== What the exercise asks ==
Each entry in the listing below should be restated word for word.

== Stored data ==

>> Start

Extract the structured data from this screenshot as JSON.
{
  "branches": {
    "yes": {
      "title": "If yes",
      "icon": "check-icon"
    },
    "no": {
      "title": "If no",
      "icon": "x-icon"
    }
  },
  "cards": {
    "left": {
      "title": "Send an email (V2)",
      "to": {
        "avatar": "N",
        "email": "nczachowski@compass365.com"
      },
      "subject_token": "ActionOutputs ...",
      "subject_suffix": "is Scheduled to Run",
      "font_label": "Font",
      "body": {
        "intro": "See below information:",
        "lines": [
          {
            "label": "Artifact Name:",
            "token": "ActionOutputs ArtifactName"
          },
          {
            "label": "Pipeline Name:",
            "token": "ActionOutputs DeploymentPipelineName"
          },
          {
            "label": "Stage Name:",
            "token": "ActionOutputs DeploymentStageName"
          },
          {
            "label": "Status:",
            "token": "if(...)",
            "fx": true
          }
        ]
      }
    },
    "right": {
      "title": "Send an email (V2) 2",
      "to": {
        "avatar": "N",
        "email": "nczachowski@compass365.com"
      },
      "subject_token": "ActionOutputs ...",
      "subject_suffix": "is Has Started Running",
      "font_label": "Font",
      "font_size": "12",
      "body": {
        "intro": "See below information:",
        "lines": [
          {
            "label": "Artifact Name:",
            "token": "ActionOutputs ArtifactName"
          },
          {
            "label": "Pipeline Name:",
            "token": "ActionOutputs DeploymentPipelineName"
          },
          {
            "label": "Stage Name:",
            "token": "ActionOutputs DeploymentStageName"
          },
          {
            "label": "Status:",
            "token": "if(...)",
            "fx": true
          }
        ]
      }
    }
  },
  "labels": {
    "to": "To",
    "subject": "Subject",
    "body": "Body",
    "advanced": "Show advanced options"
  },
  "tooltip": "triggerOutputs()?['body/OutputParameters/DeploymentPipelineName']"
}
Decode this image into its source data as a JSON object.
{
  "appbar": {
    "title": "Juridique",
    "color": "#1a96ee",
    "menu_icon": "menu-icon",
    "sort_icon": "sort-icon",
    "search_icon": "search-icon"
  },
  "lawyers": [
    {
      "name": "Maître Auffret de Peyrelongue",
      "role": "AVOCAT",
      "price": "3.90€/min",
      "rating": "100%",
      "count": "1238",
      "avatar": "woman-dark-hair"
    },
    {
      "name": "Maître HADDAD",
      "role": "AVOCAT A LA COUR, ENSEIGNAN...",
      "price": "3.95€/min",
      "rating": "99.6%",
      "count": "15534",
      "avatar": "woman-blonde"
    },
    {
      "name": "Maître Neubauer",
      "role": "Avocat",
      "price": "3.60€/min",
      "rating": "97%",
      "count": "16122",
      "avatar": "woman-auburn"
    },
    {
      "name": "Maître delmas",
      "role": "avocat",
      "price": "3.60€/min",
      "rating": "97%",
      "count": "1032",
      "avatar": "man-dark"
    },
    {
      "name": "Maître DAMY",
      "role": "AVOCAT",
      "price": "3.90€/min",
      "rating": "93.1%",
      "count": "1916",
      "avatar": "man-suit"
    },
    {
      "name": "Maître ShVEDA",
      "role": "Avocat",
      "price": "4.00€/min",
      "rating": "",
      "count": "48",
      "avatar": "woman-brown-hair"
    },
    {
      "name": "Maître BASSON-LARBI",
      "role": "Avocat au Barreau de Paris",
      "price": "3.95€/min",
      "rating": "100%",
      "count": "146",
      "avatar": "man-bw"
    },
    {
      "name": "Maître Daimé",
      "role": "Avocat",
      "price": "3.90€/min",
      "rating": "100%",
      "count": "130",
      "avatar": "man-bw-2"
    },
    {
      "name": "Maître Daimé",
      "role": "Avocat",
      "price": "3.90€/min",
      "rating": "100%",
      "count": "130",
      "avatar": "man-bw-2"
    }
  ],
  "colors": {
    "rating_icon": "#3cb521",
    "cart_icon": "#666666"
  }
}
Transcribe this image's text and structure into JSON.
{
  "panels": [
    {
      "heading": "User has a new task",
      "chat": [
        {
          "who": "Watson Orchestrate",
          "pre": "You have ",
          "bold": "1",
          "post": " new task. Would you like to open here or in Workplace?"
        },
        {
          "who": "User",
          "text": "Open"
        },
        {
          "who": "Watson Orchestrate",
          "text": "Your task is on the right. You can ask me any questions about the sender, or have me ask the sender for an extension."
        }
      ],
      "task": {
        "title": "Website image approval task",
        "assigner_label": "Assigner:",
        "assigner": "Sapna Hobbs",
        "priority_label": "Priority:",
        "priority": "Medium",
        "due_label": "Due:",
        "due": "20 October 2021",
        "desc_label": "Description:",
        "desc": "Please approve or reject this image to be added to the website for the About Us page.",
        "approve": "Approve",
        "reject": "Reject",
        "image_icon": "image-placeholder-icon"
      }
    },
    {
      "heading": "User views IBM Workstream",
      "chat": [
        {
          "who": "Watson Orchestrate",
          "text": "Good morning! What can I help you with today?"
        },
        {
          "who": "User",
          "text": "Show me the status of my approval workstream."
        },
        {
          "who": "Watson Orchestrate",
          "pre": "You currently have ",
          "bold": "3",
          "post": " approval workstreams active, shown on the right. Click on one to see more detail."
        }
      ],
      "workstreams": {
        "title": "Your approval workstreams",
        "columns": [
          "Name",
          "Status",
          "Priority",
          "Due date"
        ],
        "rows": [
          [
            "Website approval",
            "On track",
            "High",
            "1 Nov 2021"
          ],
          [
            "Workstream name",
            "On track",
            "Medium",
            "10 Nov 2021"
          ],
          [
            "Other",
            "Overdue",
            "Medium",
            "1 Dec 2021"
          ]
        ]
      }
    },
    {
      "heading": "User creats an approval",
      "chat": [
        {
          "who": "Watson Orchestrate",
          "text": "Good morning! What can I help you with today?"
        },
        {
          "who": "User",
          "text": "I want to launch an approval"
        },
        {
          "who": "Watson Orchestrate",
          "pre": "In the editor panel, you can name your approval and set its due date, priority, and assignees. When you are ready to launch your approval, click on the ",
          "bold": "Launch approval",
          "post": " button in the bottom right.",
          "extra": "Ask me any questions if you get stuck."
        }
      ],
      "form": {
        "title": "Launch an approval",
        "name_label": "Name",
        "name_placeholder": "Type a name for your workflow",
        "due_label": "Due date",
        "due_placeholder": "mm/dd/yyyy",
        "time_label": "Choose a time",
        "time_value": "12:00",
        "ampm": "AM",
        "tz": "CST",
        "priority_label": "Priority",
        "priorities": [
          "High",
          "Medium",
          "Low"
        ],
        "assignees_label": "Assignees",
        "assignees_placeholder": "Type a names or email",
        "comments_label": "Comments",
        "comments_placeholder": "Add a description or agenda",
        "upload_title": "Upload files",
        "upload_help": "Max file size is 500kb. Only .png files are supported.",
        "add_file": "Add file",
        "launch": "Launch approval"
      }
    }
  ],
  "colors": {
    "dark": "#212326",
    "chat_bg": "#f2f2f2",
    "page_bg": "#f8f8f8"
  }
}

>> End

== Complete response ==
Extract the structured data from this screenshot as JSON.
{
  "branches": {
    "yes": {
      "title": "If yes",
      "icon": "check-icon"
    },
    "no": {
      "title": "If no",
      "icon": "x-icon"
    }
  },
  "cards": {
    "left": {
      "title": "Send an email (V2)",
      "to": {
        "avatar": "N",
        "email": "nczachowski@compass365.com"
      },
      "subject_token": "ActionOutputs ...",
      "subject_suffix": "is Scheduled to Run",
      "font_label": "Font",
      "body": {
        "intro": "See below information:",
        "lines": [
          {
            "label": "Artifact Name:",
            "token": "ActionOutputs ArtifactName"
          },
          {
            "label": "Pipeline Name:",
            "token": "ActionOutputs DeploymentPipelineName"
          },
          {
            "label": "Stage Name:",
            "token": "ActionOutputs DeploymentStageName"
          },
          {
            "label": "Status:",
            "token": "if(...)",
            "fx": true
          }
        ]
      }
    },
    "right": {
      "title": "Send an email (V2) 2",
      "to": {
        "avatar": "N",
        "email": "nczachowski@compass365.com"
      },
      "subject_token": "ActionOutputs ...",
      "subject_suffix": "is Has Started Running",
      "font_label": "Font",
      "font_size": "12",
      "body": {
        "intro": "See below information:",
        "lines": [
          {
            "label": "Artifact Name:",
            "token": "ActionOutputs ArtifactName"
          },
          {
            "label": "Pipeline Name:",
            "token": "ActionOutputs DeploymentPipelineName"
          },
          {
            "label": "Stage Name:",
            "token": "ActionOutputs DeploymentStageName"
          },
          {
            "label": "Status:",
            "token": "if(...)",
            "fx": true
          }
        ]
      }
    }
  },
  "labels": {
    "to": "To",
    "subject": "Subject",
    "body": "Body",
    "advanced": "Show advanced options"
  },
  "tooltip": "triggerOutputs()?['body/OutputParameters/DeploymentPipelineName']"
}
Decode this image into its source data as a JSON object.
{
  "appbar": {
    "title": "Juridique",
    "color": "#1a96ee",
    "menu_icon": "menu-icon",
    "sort_icon": "sort-icon",
    "search_icon": "search-icon"
  },
  "lawyers": [
    {
      "name": "Maître Auffret de Peyrelongue",
      "role": "AVOCAT",
      "price": "3.90€/min",
      "rating": "100%",
      "count": "1238",
      "avatar": "woman-dark-hair"
    },
    {
      "name": "Maître HADDAD",
      "role": "AVOCAT A LA COUR, ENSEIGNAN...",
      "price": "3.95€/min",
      "rating": "99.6%",
      "count": "15534",
      "avatar": "woman-blonde"
    },
    {
      "name": "Maître Neubauer",
      "role": "Avocat",
      "price": "3.60€/min",
      "rating": "97%",
      "count": "16122",
      "avatar": "woman-auburn"
    },
    {
      "name": "Maître delmas",
      "role": "avocat",
      "price": "3.60€/min",
      "rating": "97%",
      "count": "1032",
      "avatar": "man-dark"
    },
    {
      "name": "Maître DAMY",
      "role": "AVOCAT",
      "price": "3.90€/min",
      "rating": "93.1%",
      "count": "1916",
      "avatar": "man-suit"
    },
    {
      "name": "Maître ShVEDA",
      "role": "Avocat",
      "price": "4.00€/min",
      "rating": "",
      "count": "48",
      "avatar": "woman-brown-hair"
    },
    {
      "name": "Maître BASSON-LARBI",
      "role": "Avocat au Barreau de Paris",
      "price": "3.95€/min",
      "rating": "100%",
      "count": "146",
      "avatar": "man-bw"
    },
    {
      "name": "Maître Daimé",
      "role": "Avocat",
      "price": "3.90€/min",
      "rating": "100%",
      "count": "130",
      "avatar": "man-bw-2"
    },
    {
      "name": "Maître Daimé",
      "role": "Avocat",
      "price": "3.90€/min",
      "rating": "100%",
      "count": "130",
      "avatar": "man-bw-2"
    }
  ],
  "colors": {
    "rating_icon": "#3cb521",
    "cart_icon": "#666666"
  }
}
Transcribe this image's text and structure into JSON.
{
  "panels": [
    {
      "heading": "User has a new task",
      "chat": [
        {
          "who": "Watson Orchestrate",
          "pre": "You have ",
          "bold": "1",
          "post": " new task. Would you like to open here or in Workplace?"
        },
        {
          "who": "User",
          "text": "Open"
        },
        {
          "who": "Watson Orchestrate",
          "text": "Your task is on the right. You can ask me any questions about the sender, or have me ask the sender for an extension."
        }
      ],
      "task": {
        "title": "Website image approval task",
        "assigner_label": "Assigner:",
        "assigner": "Sapna Hobbs",
        "priority_label": "Priority:",
        "priority": "Medium",
        "due_label": "Due:",
        "due": "20 October 2021",
        "desc_label": "Description:",
        "desc": "Please approve or reject this image to be added to the website for the About Us page.",
        "approve": "Approve",
        "reject": "Reject",
        "image_icon": "image-placeholder-icon"
      }
    },
    {
      "heading": "User views IBM Workstream",
      "chat": [
        {
          "who": "Watson Orchestrate",
          "text": "Good morning! What can I help you with today?"
        },
        {
          "who": "User",
          "text": "Show me the status of my approval workstream."
        },
        {
          "who": "Watson Orchestrate",
          "pre": "You currently have ",
          "bold": "3",
          "post": " approval workstreams active, shown on the right. Click on one to see more detail."
        }
      ],
      "workstreams": {
        "title": "Your approval workstreams",
        "columns": [
          "Name",
          "Status",
          "Priority",
          "Due date"
        ],
        "rows": [
          [
            "Website approval",
            "On track",
            "High",
            "1 Nov 2021"
          ],
          [
            "Workstream name",
            "On track",
            "Medium",
            "10 Nov 2021"
          ],
          [
            "Other",
            "Overdue",
            "Medium",
            "1 Dec 2021"
          ]
        ]
      }
    },
    {
      "heading": "User creats an approval",
      "chat": [
        {
          "who": "Watson Orchestrate",
          "text": "Good morning! What can I help you with today?"
        },
        {
          "who": "User",
          "text": "I want to launch an approval"
        },
        {
          "who": "Watson Orchestrate",
          "pre": "In the editor panel, you can name your approval and set its due date, priority, and assignees. When you are ready to launch your approval, click on the ",
          "bold": "Launch approval",
          "post": " button in the bottom right.",
          "extra": "Ask me any questions if you get stuck."
        }
      ],
      "form": {
        "title": "Launch an approval",
        "name_label": "Name",
        "name_placeholder": "Type a name for your workflow",
        "due_label": "Due date",
        "due_placeholder": "mm/dd/yyyy",
        "time_label": "Choose a time",
        "time_value": "12:00",
        "ampm": "AM",
        "tz": "CST",
        "priority_label": "Priority",
        "priorities": [
          "High",
          "Medium",
          "Low"
        ],
        "assignees_label": "Assignees",
        "assignees_placeholder": "Type a names or email",
        "comments_label": "Comments",
        "comments_placeholder": "Add a description or agenda",
        "upload_title": "Upload files",
        "upload_help": "Max file size is 500kb. Only .png files are supported.",
        "add_file": "Add file",
        "launch": "Launch approval"
      }
    }
  ],
  "colors": {
    "dark": "#212326",
    "chat_bg": "#f2f2f2",
    "page_bg": "#f8f8f8"
  }
}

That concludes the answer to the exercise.